## TASK DIRECTIONS
Copy out each line below that has the word "работы" in it.

## DATA LINES
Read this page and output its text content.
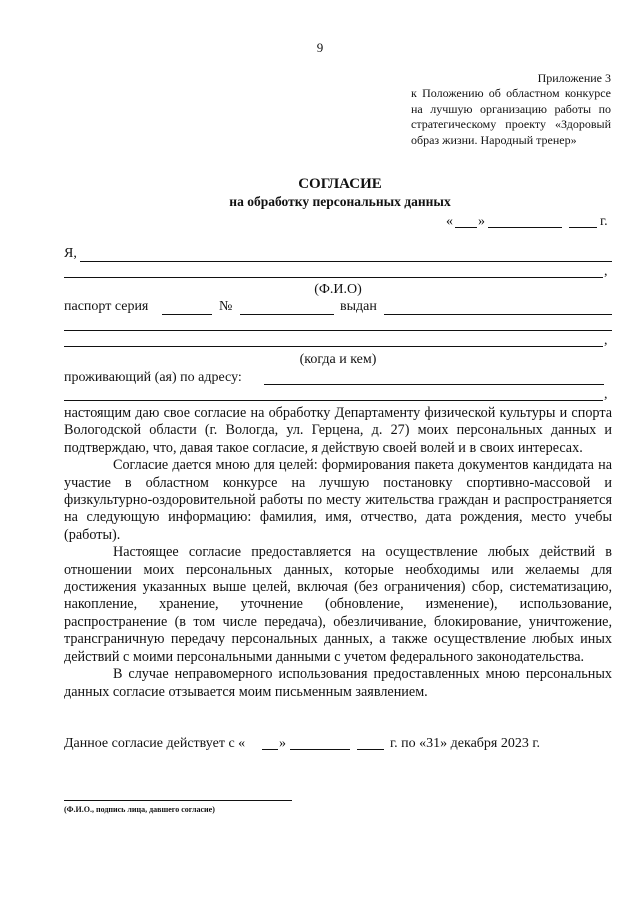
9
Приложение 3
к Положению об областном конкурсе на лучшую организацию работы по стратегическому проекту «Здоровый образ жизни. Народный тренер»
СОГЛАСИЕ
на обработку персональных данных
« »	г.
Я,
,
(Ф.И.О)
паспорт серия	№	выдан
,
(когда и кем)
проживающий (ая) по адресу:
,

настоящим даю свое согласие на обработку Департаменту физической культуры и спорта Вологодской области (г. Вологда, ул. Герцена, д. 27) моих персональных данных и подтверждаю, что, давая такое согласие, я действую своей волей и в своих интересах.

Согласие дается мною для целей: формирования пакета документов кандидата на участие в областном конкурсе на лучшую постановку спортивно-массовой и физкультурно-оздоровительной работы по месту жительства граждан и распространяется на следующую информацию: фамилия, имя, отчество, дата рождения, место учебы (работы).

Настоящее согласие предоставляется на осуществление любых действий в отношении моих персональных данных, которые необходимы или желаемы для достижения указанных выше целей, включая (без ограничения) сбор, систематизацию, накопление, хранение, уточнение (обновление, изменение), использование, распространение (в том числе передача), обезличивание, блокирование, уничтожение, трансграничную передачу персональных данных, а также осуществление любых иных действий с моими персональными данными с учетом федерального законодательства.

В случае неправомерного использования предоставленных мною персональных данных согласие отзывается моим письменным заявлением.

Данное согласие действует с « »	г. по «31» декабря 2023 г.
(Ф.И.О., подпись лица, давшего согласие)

---

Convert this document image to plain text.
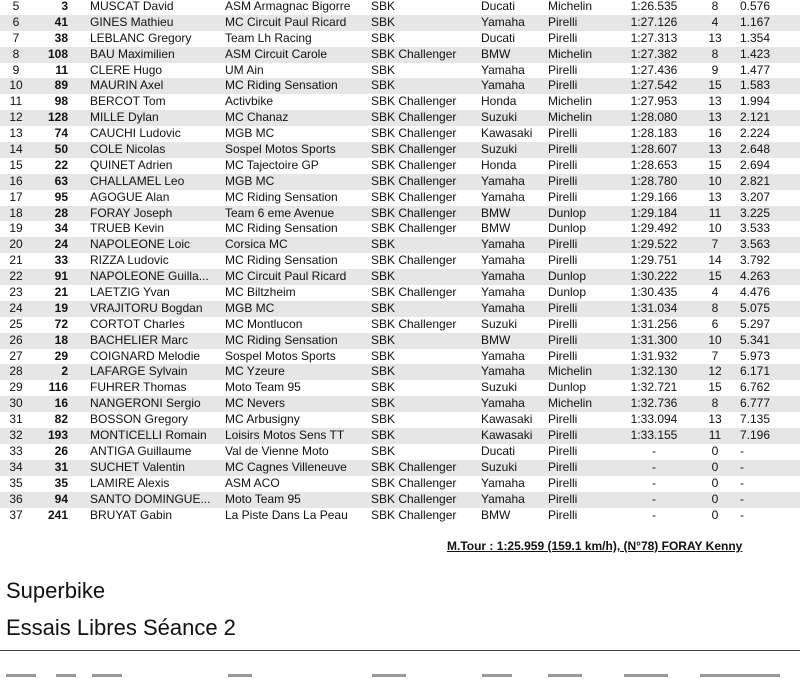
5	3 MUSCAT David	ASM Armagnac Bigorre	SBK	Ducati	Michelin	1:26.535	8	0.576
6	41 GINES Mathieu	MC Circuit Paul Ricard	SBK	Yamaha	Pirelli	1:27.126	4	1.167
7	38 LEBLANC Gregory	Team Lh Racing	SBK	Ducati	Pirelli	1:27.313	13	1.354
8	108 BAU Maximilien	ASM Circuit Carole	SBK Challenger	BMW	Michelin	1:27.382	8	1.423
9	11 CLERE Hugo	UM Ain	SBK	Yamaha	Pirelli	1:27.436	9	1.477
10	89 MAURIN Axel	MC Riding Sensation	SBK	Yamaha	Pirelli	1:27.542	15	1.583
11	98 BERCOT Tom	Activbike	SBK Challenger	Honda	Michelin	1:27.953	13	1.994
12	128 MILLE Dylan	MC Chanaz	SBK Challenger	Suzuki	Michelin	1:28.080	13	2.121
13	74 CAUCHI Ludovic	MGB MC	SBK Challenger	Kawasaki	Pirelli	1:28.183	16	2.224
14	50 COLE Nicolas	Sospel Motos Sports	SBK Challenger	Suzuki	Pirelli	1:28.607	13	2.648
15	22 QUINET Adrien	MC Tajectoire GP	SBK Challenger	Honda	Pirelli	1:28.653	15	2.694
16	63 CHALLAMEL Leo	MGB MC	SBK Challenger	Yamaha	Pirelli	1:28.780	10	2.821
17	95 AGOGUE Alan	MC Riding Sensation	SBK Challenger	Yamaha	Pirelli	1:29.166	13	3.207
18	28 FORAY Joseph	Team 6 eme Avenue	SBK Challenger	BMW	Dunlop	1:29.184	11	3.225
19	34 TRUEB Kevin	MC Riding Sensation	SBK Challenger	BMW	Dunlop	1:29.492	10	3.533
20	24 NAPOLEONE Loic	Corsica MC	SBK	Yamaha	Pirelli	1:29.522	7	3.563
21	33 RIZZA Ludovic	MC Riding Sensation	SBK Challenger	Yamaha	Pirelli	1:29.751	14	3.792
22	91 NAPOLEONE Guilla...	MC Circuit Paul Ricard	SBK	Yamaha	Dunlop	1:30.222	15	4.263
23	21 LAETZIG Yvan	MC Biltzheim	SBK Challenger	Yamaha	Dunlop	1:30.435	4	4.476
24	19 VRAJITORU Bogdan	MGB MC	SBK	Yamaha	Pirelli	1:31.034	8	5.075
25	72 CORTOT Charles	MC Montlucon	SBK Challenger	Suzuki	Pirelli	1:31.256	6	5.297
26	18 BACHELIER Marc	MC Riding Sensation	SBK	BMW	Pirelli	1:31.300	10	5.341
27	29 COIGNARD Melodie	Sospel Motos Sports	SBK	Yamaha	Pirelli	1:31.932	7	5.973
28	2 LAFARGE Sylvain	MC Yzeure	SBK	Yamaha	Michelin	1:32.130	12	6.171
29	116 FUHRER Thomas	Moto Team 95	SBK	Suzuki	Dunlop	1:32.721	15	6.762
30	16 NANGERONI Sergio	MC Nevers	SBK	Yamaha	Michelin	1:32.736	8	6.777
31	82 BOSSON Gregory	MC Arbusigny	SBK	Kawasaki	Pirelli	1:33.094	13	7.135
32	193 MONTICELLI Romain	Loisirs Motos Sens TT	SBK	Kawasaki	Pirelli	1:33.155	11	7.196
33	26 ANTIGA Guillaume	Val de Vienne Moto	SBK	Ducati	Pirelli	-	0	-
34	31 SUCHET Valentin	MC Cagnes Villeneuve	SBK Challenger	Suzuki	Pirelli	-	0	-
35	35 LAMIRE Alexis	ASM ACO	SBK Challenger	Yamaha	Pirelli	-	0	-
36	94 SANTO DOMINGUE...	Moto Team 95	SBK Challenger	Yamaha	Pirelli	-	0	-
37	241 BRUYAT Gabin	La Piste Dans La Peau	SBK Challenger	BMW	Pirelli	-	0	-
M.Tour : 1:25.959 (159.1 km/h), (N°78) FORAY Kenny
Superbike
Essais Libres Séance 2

==

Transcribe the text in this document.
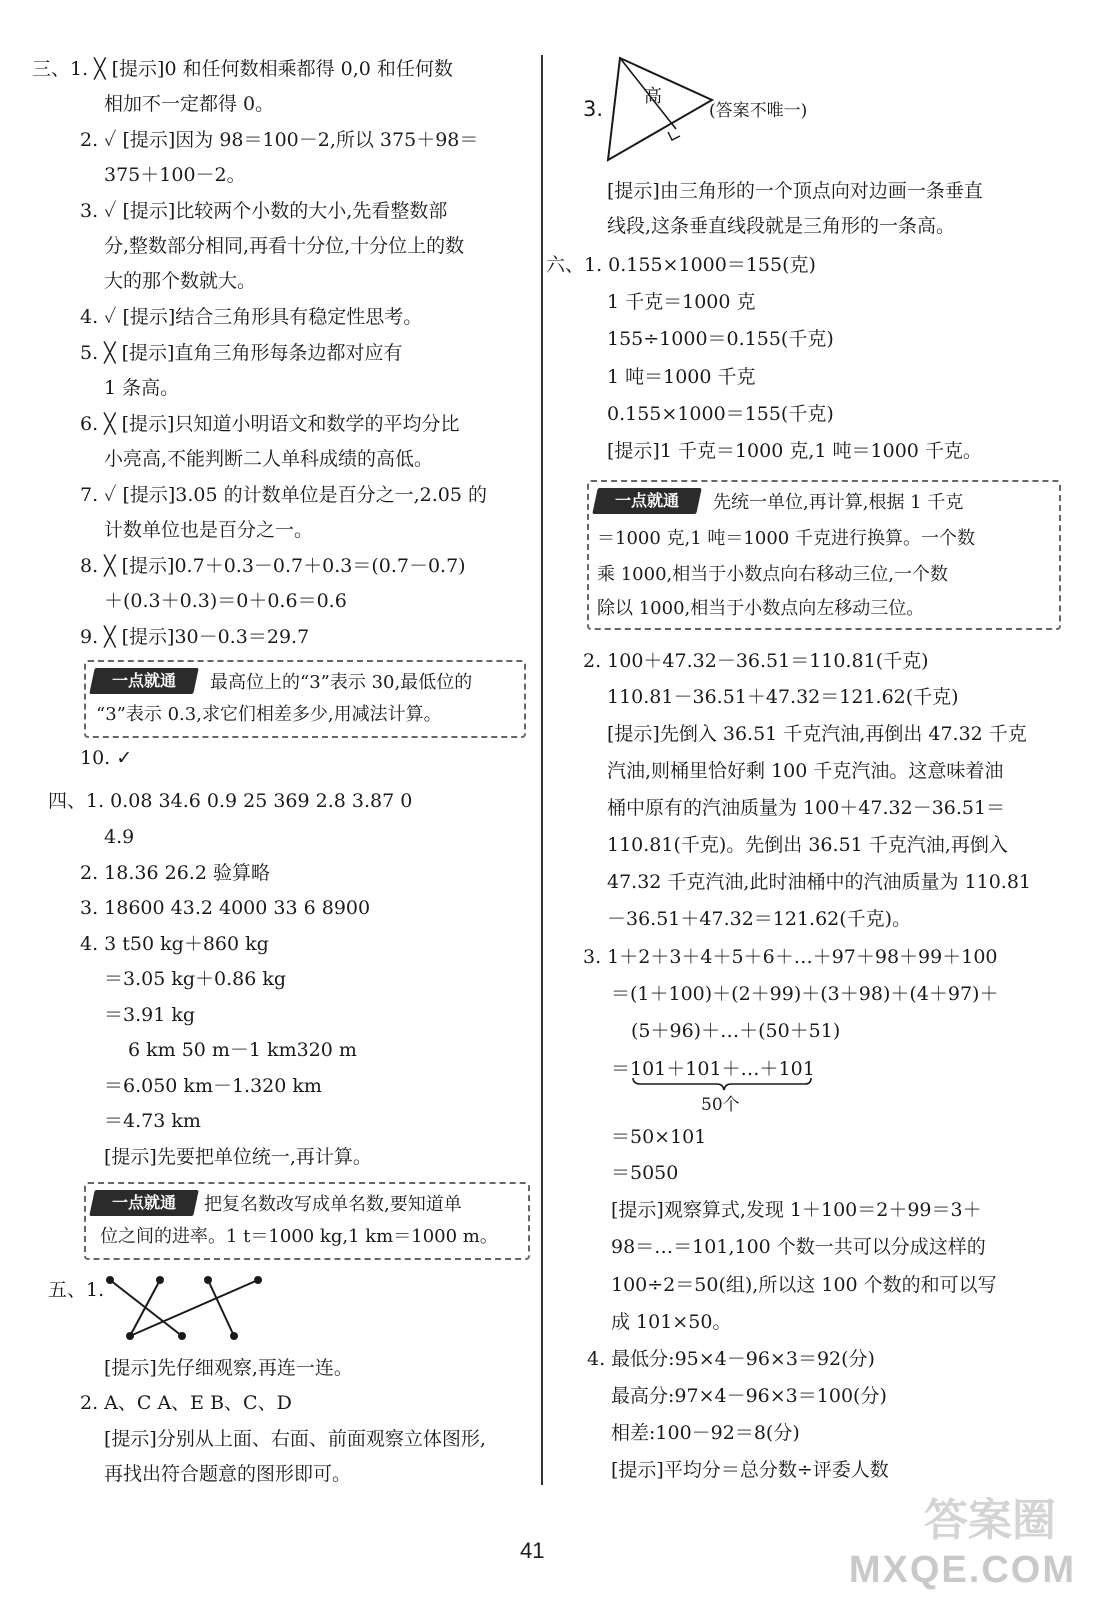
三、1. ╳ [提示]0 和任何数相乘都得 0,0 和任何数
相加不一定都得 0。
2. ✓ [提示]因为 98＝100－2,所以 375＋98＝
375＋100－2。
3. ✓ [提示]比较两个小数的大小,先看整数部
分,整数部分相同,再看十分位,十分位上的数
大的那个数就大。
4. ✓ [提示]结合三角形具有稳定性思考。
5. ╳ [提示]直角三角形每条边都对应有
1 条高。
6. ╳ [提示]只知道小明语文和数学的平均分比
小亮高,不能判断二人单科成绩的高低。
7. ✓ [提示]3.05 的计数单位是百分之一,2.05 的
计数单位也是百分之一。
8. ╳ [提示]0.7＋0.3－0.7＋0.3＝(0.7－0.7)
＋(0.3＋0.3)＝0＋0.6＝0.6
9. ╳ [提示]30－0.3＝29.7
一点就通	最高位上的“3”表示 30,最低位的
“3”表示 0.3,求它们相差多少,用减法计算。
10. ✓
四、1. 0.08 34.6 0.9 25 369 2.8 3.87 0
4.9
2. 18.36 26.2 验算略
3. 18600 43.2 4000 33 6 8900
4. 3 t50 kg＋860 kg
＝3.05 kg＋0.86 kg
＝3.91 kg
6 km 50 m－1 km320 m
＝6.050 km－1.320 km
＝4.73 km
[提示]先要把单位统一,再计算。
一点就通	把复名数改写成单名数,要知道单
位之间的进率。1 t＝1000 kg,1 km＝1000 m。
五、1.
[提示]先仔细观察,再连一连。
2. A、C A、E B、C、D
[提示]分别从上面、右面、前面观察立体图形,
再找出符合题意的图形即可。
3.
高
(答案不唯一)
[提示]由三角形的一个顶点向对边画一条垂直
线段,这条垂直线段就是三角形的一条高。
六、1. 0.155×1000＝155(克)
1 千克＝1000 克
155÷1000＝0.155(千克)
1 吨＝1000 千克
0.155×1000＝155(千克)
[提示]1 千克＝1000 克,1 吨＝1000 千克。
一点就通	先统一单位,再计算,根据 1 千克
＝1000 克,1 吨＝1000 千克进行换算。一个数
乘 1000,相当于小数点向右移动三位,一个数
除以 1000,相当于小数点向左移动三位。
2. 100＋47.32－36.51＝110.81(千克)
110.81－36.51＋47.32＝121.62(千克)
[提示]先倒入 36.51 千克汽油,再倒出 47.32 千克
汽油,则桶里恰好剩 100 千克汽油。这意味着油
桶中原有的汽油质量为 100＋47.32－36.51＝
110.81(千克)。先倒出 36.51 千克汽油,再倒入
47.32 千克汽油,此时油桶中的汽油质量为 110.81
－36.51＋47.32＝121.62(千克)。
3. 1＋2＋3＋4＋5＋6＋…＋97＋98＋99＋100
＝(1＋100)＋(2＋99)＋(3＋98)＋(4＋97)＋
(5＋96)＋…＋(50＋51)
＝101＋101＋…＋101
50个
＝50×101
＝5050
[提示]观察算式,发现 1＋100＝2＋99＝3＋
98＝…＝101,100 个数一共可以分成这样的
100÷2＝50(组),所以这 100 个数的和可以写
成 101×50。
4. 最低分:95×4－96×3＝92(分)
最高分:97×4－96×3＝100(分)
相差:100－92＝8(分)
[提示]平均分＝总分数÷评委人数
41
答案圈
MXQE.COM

## TASK RESPONSE
к Положению об областном конкурсе на лучшую организацию работы по стратегическому проекту «Здоровый образ жизни. Народный тренер»
Согласие дается мною для целей: формирования пакета документов кандидата на участие в областном конкурсе на лучшую постановку спортивно-массовой и физкультурно-оздоровительной работы по месту жительства граждан и распространяется на следующую информацию: фамилия, имя, отчество, дата рождения, место учебы (работы).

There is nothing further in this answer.